===== GIVEN ENTRIES

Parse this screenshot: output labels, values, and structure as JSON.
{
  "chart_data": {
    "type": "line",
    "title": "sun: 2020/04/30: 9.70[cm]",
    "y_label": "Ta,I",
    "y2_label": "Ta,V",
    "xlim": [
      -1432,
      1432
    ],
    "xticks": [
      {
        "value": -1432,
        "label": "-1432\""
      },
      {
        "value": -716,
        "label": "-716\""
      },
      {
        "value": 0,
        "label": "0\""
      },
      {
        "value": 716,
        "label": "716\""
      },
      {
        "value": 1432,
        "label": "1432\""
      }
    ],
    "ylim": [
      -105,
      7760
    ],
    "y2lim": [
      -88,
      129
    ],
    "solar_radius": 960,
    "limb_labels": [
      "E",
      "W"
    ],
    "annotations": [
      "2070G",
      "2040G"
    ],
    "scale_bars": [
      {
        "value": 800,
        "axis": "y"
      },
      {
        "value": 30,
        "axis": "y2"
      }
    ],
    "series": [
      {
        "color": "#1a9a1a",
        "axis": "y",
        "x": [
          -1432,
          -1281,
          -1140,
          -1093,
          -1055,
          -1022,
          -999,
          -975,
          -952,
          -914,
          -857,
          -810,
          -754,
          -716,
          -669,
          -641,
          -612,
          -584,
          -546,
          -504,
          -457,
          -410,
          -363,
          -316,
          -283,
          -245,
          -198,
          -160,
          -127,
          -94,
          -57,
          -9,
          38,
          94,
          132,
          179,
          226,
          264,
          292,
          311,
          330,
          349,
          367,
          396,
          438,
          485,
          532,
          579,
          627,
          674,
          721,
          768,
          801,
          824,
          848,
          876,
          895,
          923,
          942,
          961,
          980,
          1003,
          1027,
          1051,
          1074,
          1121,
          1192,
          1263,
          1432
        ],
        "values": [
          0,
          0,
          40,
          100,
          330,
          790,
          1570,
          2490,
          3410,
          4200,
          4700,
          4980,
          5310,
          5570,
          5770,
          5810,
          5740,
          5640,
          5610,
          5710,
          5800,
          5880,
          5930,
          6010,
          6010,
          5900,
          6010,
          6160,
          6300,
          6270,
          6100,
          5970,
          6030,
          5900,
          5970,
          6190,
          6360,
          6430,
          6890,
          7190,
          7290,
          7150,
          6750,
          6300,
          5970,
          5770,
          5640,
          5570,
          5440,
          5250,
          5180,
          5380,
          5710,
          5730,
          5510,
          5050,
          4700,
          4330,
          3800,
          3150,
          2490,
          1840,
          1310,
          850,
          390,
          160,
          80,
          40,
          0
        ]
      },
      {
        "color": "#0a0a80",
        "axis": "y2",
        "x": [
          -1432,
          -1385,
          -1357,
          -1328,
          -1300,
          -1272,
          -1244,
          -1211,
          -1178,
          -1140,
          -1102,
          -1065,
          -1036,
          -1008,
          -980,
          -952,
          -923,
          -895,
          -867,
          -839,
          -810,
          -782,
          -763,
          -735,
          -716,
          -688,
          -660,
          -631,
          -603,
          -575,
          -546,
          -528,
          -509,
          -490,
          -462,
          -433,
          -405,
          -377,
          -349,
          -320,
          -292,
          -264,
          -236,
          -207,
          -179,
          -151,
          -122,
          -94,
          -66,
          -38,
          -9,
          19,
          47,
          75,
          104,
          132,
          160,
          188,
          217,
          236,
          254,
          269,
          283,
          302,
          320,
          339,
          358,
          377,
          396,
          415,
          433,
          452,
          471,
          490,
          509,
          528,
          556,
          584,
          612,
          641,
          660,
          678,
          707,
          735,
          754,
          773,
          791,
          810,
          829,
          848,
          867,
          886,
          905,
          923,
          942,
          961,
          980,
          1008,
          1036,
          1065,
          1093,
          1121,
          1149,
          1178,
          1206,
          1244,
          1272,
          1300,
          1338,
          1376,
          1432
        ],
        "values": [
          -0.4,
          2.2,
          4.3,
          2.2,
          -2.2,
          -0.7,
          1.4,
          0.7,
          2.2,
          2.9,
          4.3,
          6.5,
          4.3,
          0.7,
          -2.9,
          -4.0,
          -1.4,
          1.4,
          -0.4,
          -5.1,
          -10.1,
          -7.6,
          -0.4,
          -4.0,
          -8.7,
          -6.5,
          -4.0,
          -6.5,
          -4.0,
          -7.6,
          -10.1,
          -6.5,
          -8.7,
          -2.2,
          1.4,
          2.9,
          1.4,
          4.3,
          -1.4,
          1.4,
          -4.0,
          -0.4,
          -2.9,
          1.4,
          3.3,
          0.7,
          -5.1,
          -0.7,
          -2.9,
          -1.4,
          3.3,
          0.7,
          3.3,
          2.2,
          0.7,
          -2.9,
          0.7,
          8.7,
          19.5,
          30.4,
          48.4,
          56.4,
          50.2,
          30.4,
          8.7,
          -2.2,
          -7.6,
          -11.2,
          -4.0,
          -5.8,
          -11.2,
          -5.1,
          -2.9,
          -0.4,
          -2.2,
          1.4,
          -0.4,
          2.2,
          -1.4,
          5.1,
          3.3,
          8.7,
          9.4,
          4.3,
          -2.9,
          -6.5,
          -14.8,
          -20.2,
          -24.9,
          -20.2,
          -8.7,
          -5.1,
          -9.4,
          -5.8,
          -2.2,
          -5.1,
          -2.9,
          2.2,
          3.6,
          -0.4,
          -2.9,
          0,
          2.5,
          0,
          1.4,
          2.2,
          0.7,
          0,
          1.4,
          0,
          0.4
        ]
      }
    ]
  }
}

==========

● WORK INSTRUCTIONS: Provide an exact reproduction of all the entries shown above.

● SOLUTION TO THIS EXERCISE:
Parse this screenshot: output labels, values, and structure as JSON.
{
  "chart_data": {
    "type": "line",
    "title": "sun: 2020/04/30: 9.70[cm]",
    "y_label": "Ta,I",
    "y2_label": "Ta,V",
    "xlim": [
      -1432,
      1432
    ],
    "xticks": [
      {
        "value": -1432,
        "label": "-1432\""
      },
      {
        "value": -716,
        "label": "-716\""
      },
      {
        "value": 0,
        "label": "0\""
      },
      {
        "value": 716,
        "label": "716\""
      },
      {
        "value": 1432,
        "label": "1432\""
      }
    ],
    "ylim": [
      -105,
      7760
    ],
    "y2lim": [
      -88,
      129
    ],
    "solar_radius": 960,
    "limb_labels": [
      "E",
      "W"
    ],
    "annotations": [
      "2070G",
      "2040G"
    ],
    "scale_bars": [
      {
        "value": 800,
        "axis": "y"
      },
      {
        "value": 30,
        "axis": "y2"
      }
    ],
    "series": [
      {
        "color": "#1a9a1a",
        "axis": "y",
        "x": [
          -1432,
          -1281,
          -1140,
          -1093,
          -1055,
          -1022,
          -999,
          -975,
          -952,
          -914,
          -857,
          -810,
          -754,
          -716,
          -669,
          -641,
          -612,
          -584,
          -546,
          -504,
          -457,
          -410,
          -363,
          -316,
          -283,
          -245,
          -198,
          -160,
          -127,
          -94,
          -57,
          -9,
          38,
          94,
          132,
          179,
          226,
          264,
          292,
          311,
          330,
          349,
          367,
          396,
          438,
          485,
          532,
          579,
          627,
          674,
          721,
          768,
          801,
          824,
          848,
          876,
          895,
          923,
          942,
          961,
          980,
          1003,
          1027,
          1051,
          1074,
          1121,
          1192,
          1263,
          1432
        ],
        "values": [
          0,
          0,
          40,
          100,
          330,
          790,
          1570,
          2490,
          3410,
          4200,
          4700,
          4980,
          5310,
          5570,
          5770,
          5810,
          5740,
          5640,
          5610,
          5710,
          5800,
          5880,
          5930,
          6010,
          6010,
          5900,
          6010,
          6160,
          6300,
          6270,
          6100,
          5970,
          6030,
          5900,
          5970,
          6190,
          6360,
          6430,
          6890,
          7190,
          7290,
          7150,
          6750,
          6300,
          5970,
          5770,
          5640,
          5570,
          5440,
          5250,
          5180,
          5380,
          5710,
          5730,
          5510,
          5050,
          4700,
          4330,
          3800,
          3150,
          2490,
          1840,
          1310,
          850,
          390,
          160,
          80,
          40,
          0
        ]
      },
      {
        "color": "#0a0a80",
        "axis": "y2",
        "x": [
          -1432,
          -1385,
          -1357,
          -1328,
          -1300,
          -1272,
          -1244,
          -1211,
          -1178,
          -1140,
          -1102,
          -1065,
          -1036,
          -1008,
          -980,
          -952,
          -923,
          -895,
          -867,
          -839,
          -810,
          -782,
          -763,
          -735,
          -716,
          -688,
          -660,
          -631,
          -603,
          -575,
          -546,
          -528,
          -509,
          -490,
          -462,
          -433,
          -405,
          -377,
          -349,
          -320,
          -292,
          -264,
          -236,
          -207,
          -179,
          -151,
          -122,
          -94,
          -66,
          -38,
          -9,
          19,
          47,
          75,
          104,
          132,
          160,
          188,
          217,
          236,
          254,
          269,
          283,
          302,
          320,
          339,
          358,
          377,
          396,
          415,
          433,
          452,
          471,
          490,
          509,
          528,
          556,
          584,
          612,
          641,
          660,
          678,
          707,
          735,
          754,
          773,
          791,
          810,
          829,
          848,
          867,
          886,
          905,
          923,
          942,
          961,
          980,
          1008,
          1036,
          1065,
          1093,
          1121,
          1149,
          1178,
          1206,
          1244,
          1272,
          1300,
          1338,
          1376,
          1432
        ],
        "values": [
          -0.4,
          2.2,
          4.3,
          2.2,
          -2.2,
          -0.7,
          1.4,
          0.7,
          2.2,
          2.9,
          4.3,
          6.5,
          4.3,
          0.7,
          -2.9,
          -4.0,
          -1.4,
          1.4,
          -0.4,
          -5.1,
          -10.1,
          -7.6,
          -0.4,
          -4.0,
          -8.7,
          -6.5,
          -4.0,
          -6.5,
          -4.0,
          -7.6,
          -10.1,
          -6.5,
          -8.7,
          -2.2,
          1.4,
          2.9,
          1.4,
          4.3,
          -1.4,
          1.4,
          -4.0,
          -0.4,
          -2.9,
          1.4,
          3.3,
          0.7,
          -5.1,
          -0.7,
          -2.9,
          -1.4,
          3.3,
          0.7,
          3.3,
          2.2,
          0.7,
          -2.9,
          0.7,
          8.7,
          19.5,
          30.4,
          48.4,
          56.4,
          50.2,
          30.4,
          8.7,
          -2.2,
          -7.6,
          -11.2,
          -4.0,
          -5.8,
          -11.2,
          -5.1,
          -2.9,
          -0.4,
          -2.2,
          1.4,
          -0.4,
          2.2,
          -1.4,
          5.1,
          3.3,
          8.7,
          9.4,
          4.3,
          -2.9,
          -6.5,
          -14.8,
          -20.2,
          -24.9,
          -20.2,
          -8.7,
          -5.1,
          -9.4,
          -5.8,
          -2.2,
          -5.1,
          -2.9,
          2.2,
          3.6,
          -0.4,
          -2.9,
          0,
          2.5,
          0,
          1.4,
          2.2,
          0.7,
          0,
          1.4,
          0,
          0.4
        ]
      }
    ]
  }
}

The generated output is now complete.